__Given instruction__:
All entries are to be quoted exactly; the images stay out of the copy.

__Material provided__:

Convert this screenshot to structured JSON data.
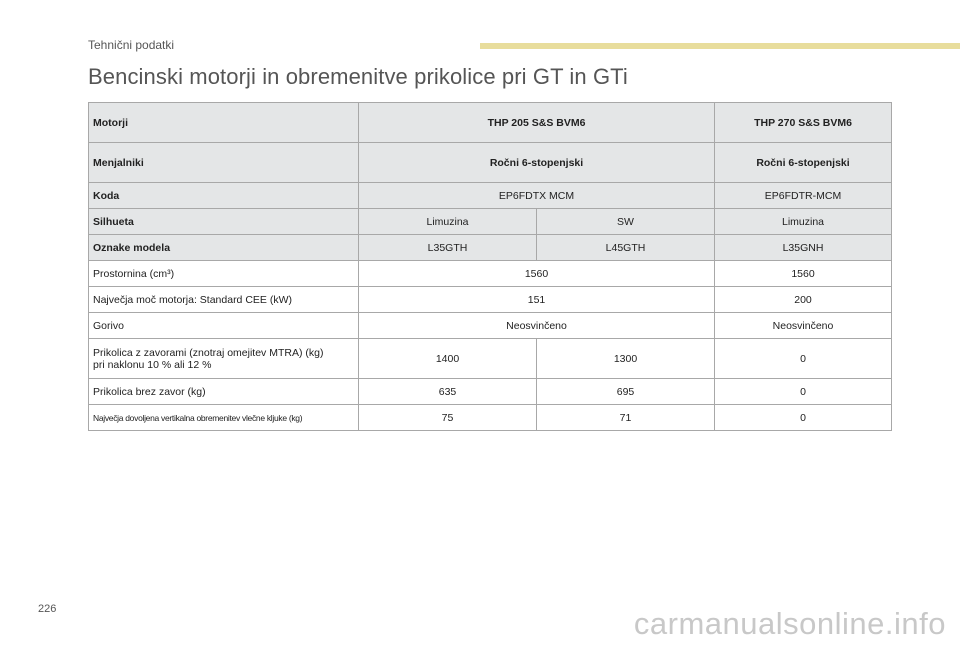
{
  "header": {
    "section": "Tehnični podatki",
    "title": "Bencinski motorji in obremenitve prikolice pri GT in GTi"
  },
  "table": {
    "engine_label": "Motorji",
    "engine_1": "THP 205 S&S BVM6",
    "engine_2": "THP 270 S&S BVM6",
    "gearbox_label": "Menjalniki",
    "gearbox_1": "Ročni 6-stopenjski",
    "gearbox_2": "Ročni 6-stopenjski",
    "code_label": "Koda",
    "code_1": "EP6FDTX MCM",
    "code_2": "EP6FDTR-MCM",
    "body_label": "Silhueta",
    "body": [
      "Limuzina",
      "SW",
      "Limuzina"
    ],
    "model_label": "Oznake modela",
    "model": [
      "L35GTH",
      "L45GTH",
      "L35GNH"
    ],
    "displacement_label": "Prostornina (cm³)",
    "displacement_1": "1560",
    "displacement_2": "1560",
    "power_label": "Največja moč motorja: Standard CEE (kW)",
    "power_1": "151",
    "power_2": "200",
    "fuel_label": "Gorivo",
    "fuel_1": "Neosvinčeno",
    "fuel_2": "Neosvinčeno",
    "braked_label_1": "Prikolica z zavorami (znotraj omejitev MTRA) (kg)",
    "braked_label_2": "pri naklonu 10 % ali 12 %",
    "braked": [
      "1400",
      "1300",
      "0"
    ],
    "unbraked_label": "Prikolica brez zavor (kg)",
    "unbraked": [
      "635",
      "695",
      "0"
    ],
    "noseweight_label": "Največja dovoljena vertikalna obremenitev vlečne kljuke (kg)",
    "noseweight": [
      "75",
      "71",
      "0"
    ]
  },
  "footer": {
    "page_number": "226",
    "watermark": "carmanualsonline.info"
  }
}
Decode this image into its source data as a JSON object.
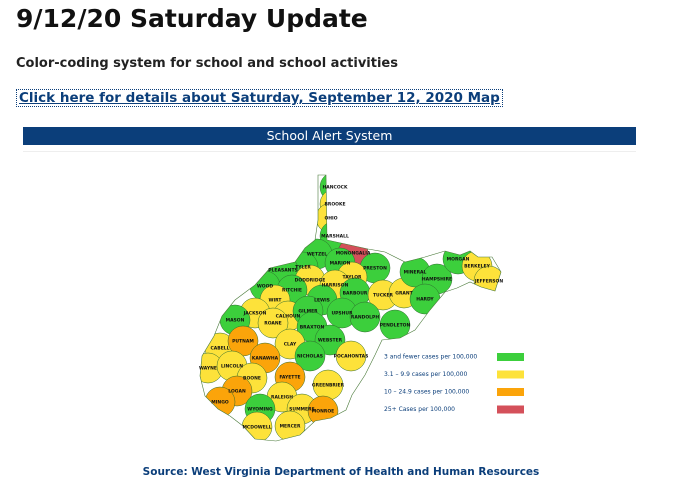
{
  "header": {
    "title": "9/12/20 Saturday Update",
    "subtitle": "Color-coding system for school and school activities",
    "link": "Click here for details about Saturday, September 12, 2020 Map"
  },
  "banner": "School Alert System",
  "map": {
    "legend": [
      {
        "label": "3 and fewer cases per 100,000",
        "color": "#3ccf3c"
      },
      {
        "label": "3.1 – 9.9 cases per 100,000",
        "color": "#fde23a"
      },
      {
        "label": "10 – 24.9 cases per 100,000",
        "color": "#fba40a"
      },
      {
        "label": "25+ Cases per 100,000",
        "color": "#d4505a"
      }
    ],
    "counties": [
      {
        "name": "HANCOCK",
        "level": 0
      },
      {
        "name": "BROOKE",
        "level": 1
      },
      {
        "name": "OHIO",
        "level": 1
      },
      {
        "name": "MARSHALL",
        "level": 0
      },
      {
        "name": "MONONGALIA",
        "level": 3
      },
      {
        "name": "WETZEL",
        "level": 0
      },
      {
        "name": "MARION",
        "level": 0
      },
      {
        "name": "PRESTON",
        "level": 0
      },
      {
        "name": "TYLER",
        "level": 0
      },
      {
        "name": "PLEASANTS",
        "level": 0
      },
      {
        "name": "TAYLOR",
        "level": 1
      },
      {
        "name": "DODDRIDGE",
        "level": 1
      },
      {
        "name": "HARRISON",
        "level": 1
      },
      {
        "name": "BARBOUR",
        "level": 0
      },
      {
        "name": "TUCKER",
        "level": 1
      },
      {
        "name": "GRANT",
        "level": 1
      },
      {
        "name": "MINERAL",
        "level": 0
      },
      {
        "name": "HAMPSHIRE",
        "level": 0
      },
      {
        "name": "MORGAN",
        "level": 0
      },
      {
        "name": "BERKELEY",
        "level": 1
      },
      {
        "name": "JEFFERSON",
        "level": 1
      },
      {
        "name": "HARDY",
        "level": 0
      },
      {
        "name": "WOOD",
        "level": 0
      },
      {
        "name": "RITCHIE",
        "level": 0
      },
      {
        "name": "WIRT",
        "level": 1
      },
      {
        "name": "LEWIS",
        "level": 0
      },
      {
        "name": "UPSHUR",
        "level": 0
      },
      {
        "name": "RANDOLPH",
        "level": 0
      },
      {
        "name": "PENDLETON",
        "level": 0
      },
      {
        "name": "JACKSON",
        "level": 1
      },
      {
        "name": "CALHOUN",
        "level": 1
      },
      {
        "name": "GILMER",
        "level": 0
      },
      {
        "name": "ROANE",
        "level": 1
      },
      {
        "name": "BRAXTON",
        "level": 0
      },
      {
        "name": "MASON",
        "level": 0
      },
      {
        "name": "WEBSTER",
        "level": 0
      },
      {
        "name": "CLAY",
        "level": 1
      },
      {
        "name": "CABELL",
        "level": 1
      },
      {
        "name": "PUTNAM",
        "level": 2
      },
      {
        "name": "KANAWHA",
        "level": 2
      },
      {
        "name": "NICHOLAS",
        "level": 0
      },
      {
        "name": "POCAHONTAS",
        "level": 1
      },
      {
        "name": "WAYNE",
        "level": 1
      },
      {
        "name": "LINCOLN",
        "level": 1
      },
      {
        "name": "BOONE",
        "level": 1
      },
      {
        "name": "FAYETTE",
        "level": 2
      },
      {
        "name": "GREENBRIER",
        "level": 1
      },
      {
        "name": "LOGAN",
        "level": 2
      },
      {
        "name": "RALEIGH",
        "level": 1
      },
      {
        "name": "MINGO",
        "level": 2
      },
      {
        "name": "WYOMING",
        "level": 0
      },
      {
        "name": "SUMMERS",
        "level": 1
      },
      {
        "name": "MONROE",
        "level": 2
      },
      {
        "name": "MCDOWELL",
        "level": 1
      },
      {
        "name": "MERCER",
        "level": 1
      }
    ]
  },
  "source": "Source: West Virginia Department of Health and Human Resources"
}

__Problem solution__:
Convert this screenshot to structured JSON data.
{
  "header": {
    "section": "Tehnični podatki",
    "title": "Bencinski motorji in obremenitve prikolice pri GT in GTi"
  },
  "table": {
    "engine_label": "Motorji",
    "engine_1": "THP 205 S&S BVM6",
    "engine_2": "THP 270 S&S BVM6",
    "gearbox_label": "Menjalniki",
    "gearbox_1": "Ročni 6-stopenjski",
    "gearbox_2": "Ročni 6-stopenjski",
    "code_label": "Koda",
    "code_1": "EP6FDTX MCM",
    "code_2": "EP6FDTR-MCM",
    "body_label": "Silhueta",
    "body": [
      "Limuzina",
      "SW",
      "Limuzina"
    ],
    "model_label": "Oznake modela",
    "model": [
      "L35GTH",
      "L45GTH",
      "L35GNH"
    ],
    "displacement_label": "Prostornina (cm³)",
    "displacement_1": "1560",
    "displacement_2": "1560",
    "power_label": "Največja moč motorja: Standard CEE (kW)",
    "power_1": "151",
    "power_2": "200",
    "fuel_label": "Gorivo",
    "fuel_1": "Neosvinčeno",
    "fuel_2": "Neosvinčeno",
    "braked_label_1": "Prikolica z zavorami (znotraj omejitev MTRA) (kg)",
    "braked_label_2": "pri naklonu 10 % ali 12 %",
    "braked": [
      "1400",
      "1300",
      "0"
    ],
    "unbraked_label": "Prikolica brez zavor (kg)",
    "unbraked": [
      "635",
      "695",
      "0"
    ],
    "noseweight_label": "Največja dovoljena vertikalna obremenitev vlečne kljuke (kg)",
    "noseweight": [
      "75",
      "71",
      "0"
    ]
  },
  "footer": {
    "page_number": "226",
    "watermark": "carmanualsonline.info"
  }
}
Decode this image into its source data as a JSON object.
{
  "header": {
    "title": "9/12/20 Saturday Update",
    "subtitle": "Color-coding system for school and school activities",
    "link": "Click here for details about Saturday, September 12, 2020 Map"
  },
  "banner": "School Alert System",
  "map": {
    "legend": [
      {
        "label": "3 and fewer cases per 100,000",
        "color": "#3ccf3c"
      },
      {
        "label": "3.1 – 9.9 cases per 100,000",
        "color": "#fde23a"
      },
      {
        "label": "10 – 24.9 cases per 100,000",
        "color": "#fba40a"
      },
      {
        "label": "25+ Cases per 100,000",
        "color": "#d4505a"
      }
    ],
    "counties": [
      {
        "name": "HANCOCK",
        "level": 0
      },
      {
        "name": "BROOKE",
        "level": 1
      },
      {
        "name": "OHIO",
        "level": 1
      },
      {
        "name": "MARSHALL",
        "level": 0
      },
      {
        "name": "MONONGALIA",
        "level": 3
      },
      {
        "name": "WETZEL",
        "level": 0
      },
      {
        "name": "MARION",
        "level": 0
      },
      {
        "name": "PRESTON",
        "level": 0
      },
      {
        "name": "TYLER",
        "level": 0
      },
      {
        "name": "PLEASANTS",
        "level": 0
      },
      {
        "name": "TAYLOR",
        "level": 1
      },
      {
        "name": "DODDRIDGE",
        "level": 1
      },
      {
        "name": "HARRISON",
        "level": 1
      },
      {
        "name": "BARBOUR",
        "level": 0
      },
      {
        "name": "TUCKER",
        "level": 1
      },
      {
        "name": "GRANT",
        "level": 1
      },
      {
        "name": "MINERAL",
        "level": 0
      },
      {
        "name": "HAMPSHIRE",
        "level": 0
      },
      {
        "name": "MORGAN",
        "level": 0
      },
      {
        "name": "BERKELEY",
        "level": 1
      },
      {
        "name": "JEFFERSON",
        "level": 1
      },
      {
        "name": "HARDY",
        "level": 0
      },
      {
        "name": "WOOD",
        "level": 0
      },
      {
        "name": "RITCHIE",
        "level": 0
      },
      {
        "name": "WIRT",
        "level": 1
      },
      {
        "name": "LEWIS",
        "level": 0
      },
      {
        "name": "UPSHUR",
        "level": 0
      },
      {
        "name": "RANDOLPH",
        "level": 0
      },
      {
        "name": "PENDLETON",
        "level": 0
      },
      {
        "name": "JACKSON",
        "level": 1
      },
      {
        "name": "CALHOUN",
        "level": 1
      },
      {
        "name": "GILMER",
        "level": 0
      },
      {
        "name": "ROANE",
        "level": 1
      },
      {
        "name": "BRAXTON",
        "level": 0
      },
      {
        "name": "MASON",
        "level": 0
      },
      {
        "name": "WEBSTER",
        "level": 0
      },
      {
        "name": "CLAY",
        "level": 1
      },
      {
        "name": "CABELL",
        "level": 1
      },
      {
        "name": "PUTNAM",
        "level": 2
      },
      {
        "name": "KANAWHA",
        "level": 2
      },
      {
        "name": "NICHOLAS",
        "level": 0
      },
      {
        "name": "POCAHONTAS",
        "level": 1
      },
      {
        "name": "WAYNE",
        "level": 1
      },
      {
        "name": "LINCOLN",
        "level": 1
      },
      {
        "name": "BOONE",
        "level": 1
      },
      {
        "name": "FAYETTE",
        "level": 2
      },
      {
        "name": "GREENBRIER",
        "level": 1
      },
      {
        "name": "LOGAN",
        "level": 2
      },
      {
        "name": "RALEIGH",
        "level": 1
      },
      {
        "name": "MINGO",
        "level": 2
      },
      {
        "name": "WYOMING",
        "level": 0
      },
      {
        "name": "SUMMERS",
        "level": 1
      },
      {
        "name": "MONROE",
        "level": 2
      },
      {
        "name": "MCDOWELL",
        "level": 1
      },
      {
        "name": "MERCER",
        "level": 1
      }
    ]
  },
  "source": "Source: West Virginia Department of Health and Human Resources"
}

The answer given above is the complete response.